━━ SUPPLIED RECORDS

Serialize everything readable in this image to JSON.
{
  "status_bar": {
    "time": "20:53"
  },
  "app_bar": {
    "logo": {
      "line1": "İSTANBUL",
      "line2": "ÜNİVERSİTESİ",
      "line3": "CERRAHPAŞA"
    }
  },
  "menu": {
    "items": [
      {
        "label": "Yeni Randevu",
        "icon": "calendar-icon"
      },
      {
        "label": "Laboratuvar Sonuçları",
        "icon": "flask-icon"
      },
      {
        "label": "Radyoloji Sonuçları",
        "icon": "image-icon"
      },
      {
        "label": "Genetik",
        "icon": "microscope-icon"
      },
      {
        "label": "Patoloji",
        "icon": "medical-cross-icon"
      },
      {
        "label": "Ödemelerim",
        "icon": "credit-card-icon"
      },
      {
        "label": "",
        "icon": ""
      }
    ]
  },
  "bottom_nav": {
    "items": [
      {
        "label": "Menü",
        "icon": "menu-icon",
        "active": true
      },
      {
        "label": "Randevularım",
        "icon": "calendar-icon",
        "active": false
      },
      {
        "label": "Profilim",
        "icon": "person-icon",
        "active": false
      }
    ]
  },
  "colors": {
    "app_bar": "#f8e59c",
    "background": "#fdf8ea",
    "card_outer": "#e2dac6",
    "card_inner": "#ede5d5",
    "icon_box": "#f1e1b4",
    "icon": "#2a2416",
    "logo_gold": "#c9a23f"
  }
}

━━━━
━━ SUPPLIED RECORDS

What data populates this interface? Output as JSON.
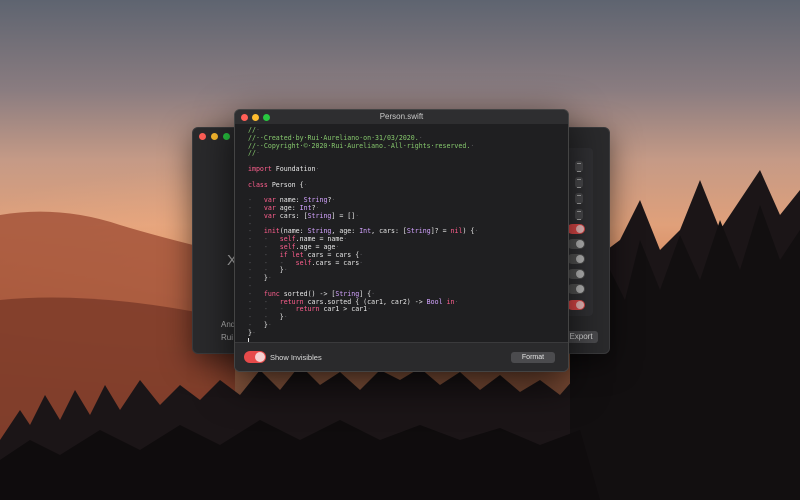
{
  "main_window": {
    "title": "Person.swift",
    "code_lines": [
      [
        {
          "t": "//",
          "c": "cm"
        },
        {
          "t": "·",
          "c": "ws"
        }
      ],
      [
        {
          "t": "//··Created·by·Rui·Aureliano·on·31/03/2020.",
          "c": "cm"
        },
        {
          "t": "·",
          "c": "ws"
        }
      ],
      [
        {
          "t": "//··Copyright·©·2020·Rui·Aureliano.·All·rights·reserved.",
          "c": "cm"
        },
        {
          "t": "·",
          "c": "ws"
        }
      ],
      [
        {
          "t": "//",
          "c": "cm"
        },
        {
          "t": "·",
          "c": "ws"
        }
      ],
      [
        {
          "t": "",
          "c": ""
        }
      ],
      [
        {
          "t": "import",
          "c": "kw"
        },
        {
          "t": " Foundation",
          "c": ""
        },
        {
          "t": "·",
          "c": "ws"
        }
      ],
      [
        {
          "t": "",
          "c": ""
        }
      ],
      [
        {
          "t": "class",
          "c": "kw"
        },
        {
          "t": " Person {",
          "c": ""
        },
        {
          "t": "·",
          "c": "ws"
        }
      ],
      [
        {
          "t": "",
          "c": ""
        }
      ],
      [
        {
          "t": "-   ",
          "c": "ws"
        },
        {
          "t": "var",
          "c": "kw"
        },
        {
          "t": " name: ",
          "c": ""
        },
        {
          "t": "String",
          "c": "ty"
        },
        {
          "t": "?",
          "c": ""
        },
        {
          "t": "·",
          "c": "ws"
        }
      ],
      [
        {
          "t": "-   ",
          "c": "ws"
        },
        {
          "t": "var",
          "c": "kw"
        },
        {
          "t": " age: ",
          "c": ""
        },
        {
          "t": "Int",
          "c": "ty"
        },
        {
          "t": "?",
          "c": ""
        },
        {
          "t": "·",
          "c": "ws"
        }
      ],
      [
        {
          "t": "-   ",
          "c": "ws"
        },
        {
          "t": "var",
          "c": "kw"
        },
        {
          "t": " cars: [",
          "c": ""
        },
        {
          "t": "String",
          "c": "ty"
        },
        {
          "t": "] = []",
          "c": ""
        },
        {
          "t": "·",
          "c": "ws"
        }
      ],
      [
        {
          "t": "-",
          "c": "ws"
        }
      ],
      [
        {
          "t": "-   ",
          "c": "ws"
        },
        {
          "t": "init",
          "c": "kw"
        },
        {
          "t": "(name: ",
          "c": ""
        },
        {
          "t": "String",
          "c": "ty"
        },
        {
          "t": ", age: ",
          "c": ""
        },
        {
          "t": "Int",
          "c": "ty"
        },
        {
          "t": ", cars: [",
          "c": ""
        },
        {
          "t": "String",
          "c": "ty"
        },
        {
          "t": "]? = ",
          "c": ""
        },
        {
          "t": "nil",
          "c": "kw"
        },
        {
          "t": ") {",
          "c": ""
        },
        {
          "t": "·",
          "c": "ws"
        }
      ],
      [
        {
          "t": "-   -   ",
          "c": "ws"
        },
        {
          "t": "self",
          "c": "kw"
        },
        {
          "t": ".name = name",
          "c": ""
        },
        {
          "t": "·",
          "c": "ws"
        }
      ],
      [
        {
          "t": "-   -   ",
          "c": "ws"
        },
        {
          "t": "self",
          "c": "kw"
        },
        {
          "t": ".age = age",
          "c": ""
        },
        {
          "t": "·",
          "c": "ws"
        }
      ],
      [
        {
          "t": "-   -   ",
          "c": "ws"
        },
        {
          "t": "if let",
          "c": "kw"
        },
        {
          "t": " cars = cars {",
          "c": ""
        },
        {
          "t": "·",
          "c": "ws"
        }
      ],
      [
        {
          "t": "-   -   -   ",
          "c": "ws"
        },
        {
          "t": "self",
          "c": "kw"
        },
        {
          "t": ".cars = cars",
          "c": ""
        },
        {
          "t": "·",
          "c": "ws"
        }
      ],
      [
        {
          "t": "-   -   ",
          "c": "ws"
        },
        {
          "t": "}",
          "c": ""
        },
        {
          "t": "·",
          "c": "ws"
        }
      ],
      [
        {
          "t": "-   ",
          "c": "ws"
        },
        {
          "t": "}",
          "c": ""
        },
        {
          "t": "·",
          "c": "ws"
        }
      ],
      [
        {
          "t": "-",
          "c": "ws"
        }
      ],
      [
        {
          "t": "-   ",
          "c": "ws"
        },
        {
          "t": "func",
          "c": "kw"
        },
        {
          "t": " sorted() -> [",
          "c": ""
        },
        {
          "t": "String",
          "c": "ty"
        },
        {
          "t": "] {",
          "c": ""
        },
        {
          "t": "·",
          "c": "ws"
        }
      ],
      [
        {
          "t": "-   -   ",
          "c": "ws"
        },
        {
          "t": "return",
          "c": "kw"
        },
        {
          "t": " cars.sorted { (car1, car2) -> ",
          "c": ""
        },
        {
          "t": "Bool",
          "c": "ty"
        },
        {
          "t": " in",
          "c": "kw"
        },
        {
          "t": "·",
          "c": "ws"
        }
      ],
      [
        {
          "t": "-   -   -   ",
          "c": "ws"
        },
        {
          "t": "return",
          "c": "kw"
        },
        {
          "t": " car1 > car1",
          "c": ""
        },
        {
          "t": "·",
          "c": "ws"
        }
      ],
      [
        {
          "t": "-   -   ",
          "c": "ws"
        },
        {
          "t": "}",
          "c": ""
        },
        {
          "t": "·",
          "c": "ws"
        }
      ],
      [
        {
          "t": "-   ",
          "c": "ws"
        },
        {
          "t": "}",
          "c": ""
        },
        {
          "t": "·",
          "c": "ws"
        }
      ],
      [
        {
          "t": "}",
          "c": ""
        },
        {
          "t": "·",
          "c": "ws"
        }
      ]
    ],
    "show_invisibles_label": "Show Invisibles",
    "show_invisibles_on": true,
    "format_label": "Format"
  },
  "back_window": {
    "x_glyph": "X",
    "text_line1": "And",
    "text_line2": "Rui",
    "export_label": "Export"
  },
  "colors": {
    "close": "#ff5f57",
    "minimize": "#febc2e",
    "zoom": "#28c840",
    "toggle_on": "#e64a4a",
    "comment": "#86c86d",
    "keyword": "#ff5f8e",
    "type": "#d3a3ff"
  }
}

━━━━

*EXERCISE DESCRIPTION*.
Count each line of the data where the word "cars" appears, then reply with the total only.

*FULL RESPONSE*.
5